**SHORT PROBLEM**
Where a line of the listing below includes the word "administrator", reproduce that line.

**EXTRACTED RECORDS**
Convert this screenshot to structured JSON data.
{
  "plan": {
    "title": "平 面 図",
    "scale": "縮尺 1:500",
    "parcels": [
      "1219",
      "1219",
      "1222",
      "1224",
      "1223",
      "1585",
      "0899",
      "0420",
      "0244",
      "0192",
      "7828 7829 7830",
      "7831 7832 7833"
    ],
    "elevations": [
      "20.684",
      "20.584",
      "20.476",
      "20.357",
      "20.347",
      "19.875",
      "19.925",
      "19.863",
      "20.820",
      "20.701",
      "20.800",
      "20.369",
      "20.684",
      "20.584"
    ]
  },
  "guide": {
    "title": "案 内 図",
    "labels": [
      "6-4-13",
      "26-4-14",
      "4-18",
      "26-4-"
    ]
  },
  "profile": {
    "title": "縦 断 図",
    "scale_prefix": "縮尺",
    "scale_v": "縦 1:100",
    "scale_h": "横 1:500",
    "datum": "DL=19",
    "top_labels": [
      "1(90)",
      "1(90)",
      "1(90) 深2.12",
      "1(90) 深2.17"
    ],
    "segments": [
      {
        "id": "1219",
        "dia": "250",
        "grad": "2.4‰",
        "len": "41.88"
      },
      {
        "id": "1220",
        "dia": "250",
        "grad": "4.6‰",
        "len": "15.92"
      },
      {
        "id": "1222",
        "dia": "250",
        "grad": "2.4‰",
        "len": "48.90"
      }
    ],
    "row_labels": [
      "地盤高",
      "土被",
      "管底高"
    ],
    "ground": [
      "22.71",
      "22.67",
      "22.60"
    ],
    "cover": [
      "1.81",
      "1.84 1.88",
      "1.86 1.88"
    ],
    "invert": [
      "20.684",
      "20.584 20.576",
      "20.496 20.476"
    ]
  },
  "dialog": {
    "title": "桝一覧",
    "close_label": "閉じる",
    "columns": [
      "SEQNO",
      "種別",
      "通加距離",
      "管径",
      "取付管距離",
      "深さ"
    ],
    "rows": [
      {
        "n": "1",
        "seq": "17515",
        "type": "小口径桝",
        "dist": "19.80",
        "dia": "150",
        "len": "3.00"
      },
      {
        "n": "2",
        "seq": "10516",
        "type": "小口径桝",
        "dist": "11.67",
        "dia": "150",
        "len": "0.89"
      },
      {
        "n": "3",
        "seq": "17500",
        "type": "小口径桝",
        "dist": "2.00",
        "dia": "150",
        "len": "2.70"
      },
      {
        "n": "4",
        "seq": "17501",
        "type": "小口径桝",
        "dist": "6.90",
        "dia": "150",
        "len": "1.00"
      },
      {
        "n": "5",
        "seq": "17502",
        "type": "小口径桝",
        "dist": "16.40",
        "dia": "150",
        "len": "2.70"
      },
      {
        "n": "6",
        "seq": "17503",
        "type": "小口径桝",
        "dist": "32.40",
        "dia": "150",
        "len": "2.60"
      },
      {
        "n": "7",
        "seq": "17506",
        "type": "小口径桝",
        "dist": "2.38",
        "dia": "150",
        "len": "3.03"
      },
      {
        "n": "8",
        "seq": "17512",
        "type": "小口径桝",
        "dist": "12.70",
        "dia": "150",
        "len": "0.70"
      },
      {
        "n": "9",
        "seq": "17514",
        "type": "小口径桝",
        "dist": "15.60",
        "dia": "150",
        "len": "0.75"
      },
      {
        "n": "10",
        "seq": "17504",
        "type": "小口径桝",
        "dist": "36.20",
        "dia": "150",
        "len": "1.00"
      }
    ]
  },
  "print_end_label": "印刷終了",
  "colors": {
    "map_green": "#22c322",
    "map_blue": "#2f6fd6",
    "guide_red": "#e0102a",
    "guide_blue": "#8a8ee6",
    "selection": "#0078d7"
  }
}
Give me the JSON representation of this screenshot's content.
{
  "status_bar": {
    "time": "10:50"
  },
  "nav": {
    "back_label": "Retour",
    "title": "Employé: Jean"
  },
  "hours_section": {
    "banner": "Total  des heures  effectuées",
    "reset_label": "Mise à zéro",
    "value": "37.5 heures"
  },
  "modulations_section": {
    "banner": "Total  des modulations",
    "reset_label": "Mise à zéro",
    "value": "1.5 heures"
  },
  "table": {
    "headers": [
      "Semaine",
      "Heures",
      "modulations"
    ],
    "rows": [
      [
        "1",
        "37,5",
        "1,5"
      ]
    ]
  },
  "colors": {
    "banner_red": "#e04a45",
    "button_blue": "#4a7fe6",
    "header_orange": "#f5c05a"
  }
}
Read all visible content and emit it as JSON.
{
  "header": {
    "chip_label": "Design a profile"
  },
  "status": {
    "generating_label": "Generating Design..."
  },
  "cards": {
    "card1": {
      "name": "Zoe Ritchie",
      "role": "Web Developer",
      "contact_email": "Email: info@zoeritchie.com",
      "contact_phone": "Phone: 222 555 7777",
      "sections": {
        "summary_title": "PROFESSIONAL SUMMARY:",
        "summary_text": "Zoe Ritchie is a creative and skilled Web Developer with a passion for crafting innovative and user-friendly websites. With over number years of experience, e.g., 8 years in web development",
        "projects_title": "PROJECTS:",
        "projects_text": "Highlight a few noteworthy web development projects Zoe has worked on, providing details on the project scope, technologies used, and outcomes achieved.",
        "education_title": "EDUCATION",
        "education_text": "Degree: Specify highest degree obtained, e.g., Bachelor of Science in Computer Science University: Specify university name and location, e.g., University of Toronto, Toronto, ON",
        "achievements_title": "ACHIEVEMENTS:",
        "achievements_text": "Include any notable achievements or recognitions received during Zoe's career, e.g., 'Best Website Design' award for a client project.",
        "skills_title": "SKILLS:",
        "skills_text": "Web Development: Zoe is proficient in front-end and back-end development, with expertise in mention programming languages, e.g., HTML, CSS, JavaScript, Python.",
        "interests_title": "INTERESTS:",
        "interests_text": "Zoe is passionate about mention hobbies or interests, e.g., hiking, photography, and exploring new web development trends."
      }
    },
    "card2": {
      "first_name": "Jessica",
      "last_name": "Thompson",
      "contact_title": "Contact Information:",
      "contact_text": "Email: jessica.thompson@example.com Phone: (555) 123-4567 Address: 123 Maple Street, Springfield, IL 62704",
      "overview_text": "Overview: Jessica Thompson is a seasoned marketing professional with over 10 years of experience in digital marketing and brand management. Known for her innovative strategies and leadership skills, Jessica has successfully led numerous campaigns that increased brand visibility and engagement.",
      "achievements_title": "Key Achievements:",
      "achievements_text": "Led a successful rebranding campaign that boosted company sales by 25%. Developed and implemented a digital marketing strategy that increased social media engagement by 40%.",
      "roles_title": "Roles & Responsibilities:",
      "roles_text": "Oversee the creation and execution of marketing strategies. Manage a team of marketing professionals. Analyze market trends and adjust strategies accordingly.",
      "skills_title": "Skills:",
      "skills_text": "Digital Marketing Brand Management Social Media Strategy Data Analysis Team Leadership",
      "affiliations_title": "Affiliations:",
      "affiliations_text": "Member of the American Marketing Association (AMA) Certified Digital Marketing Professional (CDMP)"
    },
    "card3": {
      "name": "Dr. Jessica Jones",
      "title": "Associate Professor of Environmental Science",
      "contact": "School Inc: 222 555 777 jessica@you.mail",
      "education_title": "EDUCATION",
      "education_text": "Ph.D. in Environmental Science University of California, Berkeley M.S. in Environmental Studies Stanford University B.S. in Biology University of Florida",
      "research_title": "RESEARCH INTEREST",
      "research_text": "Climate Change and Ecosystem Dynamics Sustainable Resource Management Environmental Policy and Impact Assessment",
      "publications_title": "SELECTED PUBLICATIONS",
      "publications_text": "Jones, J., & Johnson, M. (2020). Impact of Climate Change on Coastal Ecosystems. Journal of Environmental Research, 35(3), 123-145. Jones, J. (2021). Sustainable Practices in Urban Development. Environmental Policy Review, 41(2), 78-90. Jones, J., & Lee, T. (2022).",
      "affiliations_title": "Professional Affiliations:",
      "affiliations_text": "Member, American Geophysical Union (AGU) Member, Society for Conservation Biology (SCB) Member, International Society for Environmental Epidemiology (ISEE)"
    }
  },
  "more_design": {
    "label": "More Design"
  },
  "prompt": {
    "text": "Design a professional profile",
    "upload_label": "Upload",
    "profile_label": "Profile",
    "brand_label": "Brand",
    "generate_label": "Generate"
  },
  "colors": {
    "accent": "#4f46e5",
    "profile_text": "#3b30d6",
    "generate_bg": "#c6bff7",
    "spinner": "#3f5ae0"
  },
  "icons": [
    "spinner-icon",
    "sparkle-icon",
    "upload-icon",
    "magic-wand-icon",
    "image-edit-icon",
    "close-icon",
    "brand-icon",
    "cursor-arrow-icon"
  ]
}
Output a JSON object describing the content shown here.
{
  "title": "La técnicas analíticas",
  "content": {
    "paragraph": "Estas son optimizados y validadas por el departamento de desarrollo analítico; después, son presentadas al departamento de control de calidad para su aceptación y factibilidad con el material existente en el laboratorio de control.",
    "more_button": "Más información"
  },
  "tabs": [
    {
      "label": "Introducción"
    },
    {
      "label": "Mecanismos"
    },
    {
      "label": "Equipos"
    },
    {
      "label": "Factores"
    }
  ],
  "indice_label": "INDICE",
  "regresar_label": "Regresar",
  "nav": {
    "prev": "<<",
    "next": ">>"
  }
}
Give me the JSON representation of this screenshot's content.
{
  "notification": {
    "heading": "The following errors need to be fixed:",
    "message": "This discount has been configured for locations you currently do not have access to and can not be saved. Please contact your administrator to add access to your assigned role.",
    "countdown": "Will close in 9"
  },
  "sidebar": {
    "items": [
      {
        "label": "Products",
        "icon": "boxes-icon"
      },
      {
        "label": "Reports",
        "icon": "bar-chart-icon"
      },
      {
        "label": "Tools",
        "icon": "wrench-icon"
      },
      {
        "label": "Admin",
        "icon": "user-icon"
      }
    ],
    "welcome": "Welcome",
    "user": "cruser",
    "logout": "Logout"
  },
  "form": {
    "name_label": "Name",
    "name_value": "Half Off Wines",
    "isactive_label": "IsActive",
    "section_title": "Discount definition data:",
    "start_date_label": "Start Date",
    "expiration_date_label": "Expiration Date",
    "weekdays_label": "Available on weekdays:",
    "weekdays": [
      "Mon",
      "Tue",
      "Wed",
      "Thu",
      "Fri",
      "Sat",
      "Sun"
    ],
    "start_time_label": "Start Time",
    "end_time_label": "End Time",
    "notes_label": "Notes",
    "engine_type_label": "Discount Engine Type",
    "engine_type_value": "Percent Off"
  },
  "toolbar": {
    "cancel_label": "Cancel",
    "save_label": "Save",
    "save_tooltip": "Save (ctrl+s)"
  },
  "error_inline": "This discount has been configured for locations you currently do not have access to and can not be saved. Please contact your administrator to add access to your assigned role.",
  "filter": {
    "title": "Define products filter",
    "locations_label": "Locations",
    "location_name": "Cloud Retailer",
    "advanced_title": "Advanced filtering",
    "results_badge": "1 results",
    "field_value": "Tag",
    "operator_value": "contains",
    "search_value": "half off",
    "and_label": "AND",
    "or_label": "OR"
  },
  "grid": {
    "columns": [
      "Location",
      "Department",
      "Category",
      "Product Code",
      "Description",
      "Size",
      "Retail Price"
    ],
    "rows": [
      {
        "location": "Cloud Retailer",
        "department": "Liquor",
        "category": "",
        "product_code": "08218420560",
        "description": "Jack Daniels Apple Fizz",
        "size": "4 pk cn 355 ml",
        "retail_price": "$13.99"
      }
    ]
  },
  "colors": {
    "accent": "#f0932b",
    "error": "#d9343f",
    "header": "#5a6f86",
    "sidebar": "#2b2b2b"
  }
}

**CORRECT ANSWER**
    "message": "This discount has been configured for locations you currently do not have access to and can not be saved. Please contact your administrator to add access to your assigned role.",
  "error_inline": "This discount has been configured for locations you currently do not have access to and can not be saved. Please contact your administrator to add access to your assigned role.",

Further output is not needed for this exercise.